--- begin ---

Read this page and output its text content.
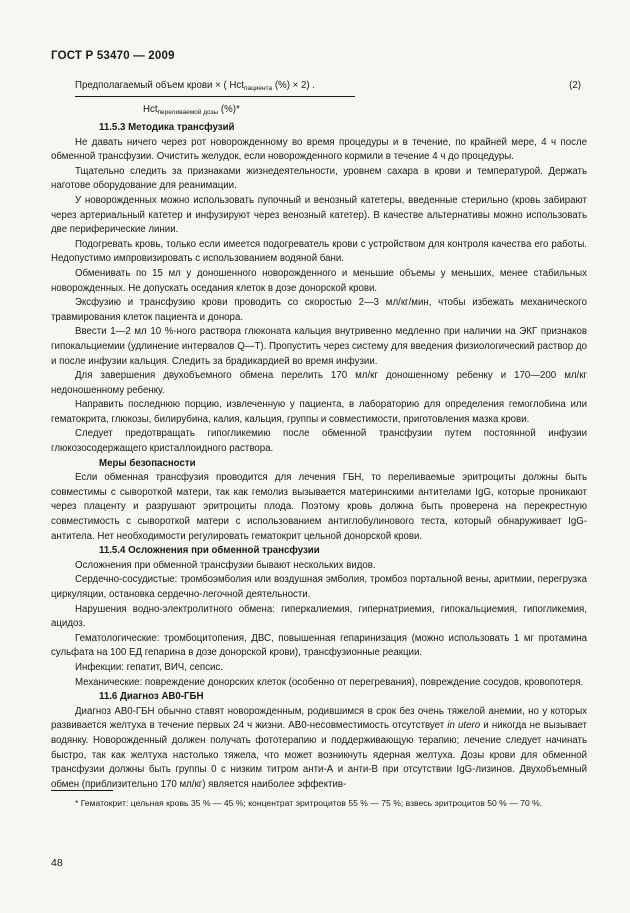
ГОСТ Р 53470 — 2009
Предполагаемый объем крови × ( Hct$_{пациента}$ (%) × 2) .
Hct$_{переливаемой дозы}$ (%)*
(2)

11.5.3 Методика трансфузий

Не давать ничего через рот новорожденному во время процедуры и в течение, по крайней мере, 4 ч после обменной трансфузии. Очистить желудок, если новорожденного кормили в течение 4 ч до процедуры.

Тщательно следить за признаками жизнедеятельности, уровнем сахара в крови и температурой. Держать наготове оборудование для реанимации.

У новорожденных можно использовать пупочный и венозный катетеры, введенные стерильно (кровь забирают через артериальный катетер и инфузируют через венозный катетер). В качестве альтернативы можно использовать две периферические линии.

Подогревать кровь, только если имеется подогреватель крови с устройством для контроля качества его работы. Недопустимо импровизировать с использованием водяной бани.

Обменивать по 15 мл у доношенного новорожденного и меньшие объемы у меньших, менее стабильных новорожденных. Не допускать оседания клеток в дозе донорской крови.

Эксфузию и трансфузию крови проводить со скоростью 2—3 мл/кг/мин, чтобы избежать механического травмирования клеток пациента и донора.

Ввести 1—2 мл 10 %-ного раствора глюконата кальция внутривенно медленно при наличии на ЭКГ признаков гипокальциемии (удлинение интервалов Q—T). Пропустить через систему для введения физиологический раствор до и после инфузии кальция. Следить за брадикардией во время инфузии.

Для завершения двухобъемного обмена перелить 170 мл/кг доношенному ребенку и 170—200 мл/кг недоношенному ребенку.

Направить последнюю порцию, извлеченную у пациента, в лабораторию для определения гемоглобина или гематокрита, глюкозы, билирубина, калия, кальция, группы и совместимости, приготовления мазка крови.

Следует предотвращать гипогликемию после обменной трансфузии путем постоянной инфузии глюкозосодержащего кристаллоидного раствора.

Меры безопасности

Если обменная трансфузия проводится для лечения ГБН, то переливаемые эритроциты должны быть совместимы с сывороткой матери, так как гемолиз вызывается материнскими антителами IgG, которые проникают через плаценту и разрушают эритроциты плода. Поэтому кровь должна быть проверена на перекрестную совместимость с сывороткой матери с использованием антиглобулинового теста, который обнаруживает IgG-антитела. Нет необходимости регулировать гематокрит цельной донорской крови.

11.5.4 Осложнения при обменной трансфузии

Осложнения при обменной трансфузии бывают нескольких видов.

Сердечно-сосудистые: тромбоэмболия или воздушная эмболия, тромбоз портальной вены, аритмии, перегрузка циркуляции, остановка сердечно-легочной деятельности.

Нарушения водно-электролитного обмена: гиперкалиемия, гипернатриемия, гипокальциемия, гипогликемия, ацидоз.

Гематологические: тромбоцитопения, ДВС, повышенная гепаринизация (можно использовать 1 мг протамина сульфата на 100 ЕД гепарина в дозе донорской крови), трансфузионные реакции.

Инфекции: гепатит, ВИЧ, сепсис.

Механические: повреждение донорских клеток (особенно от перегревания), повреждение сосудов, кровопотеря.

11.6 Диагноз АВ0-ГБН

Диагноз АВ0-ГБН обычно ставят новорожденным, родившимся в срок без очень тяжелой анемии, но у которых развивается желтуха в течение первых 24 ч жизни. АВ0-несовместимость отсутствует in utero и никогда не вызывает водянку. Новорожденный должен получать фототерапию и поддерживающую терапию; лечение следует начинать быстро, так как желтуха настолько тяжела, что может возникнуть ядерная желтуха. Дозы крови для обменной трансфузии должны быть группы 0 с низким титром анти-А и анти-В при отсутствии IgG-лизинов. Двухобъемный обмен (приблизительно 170 мл/кг) является наиболее эффектив-

* Гематокрит: цельная кровь 35 % — 45 %; концентрат эритроцитов 55 % — 75 %; взвесь эритроцитов 50 % — 70 %.
48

--- end ---

Stated goal
From the entries above, extract every line where the word "обмена" appears.

Finished exercise
Для завершения двухобъемного обмена перелить 170 мл/кг доношенному ребенку и 170—200 мл/кг недоношенному ребенку.
Нарушения водно-электролитного обмена: гиперкалиемия, гипернатриемия, гипокальциемия, гипогликемия, ацидоз.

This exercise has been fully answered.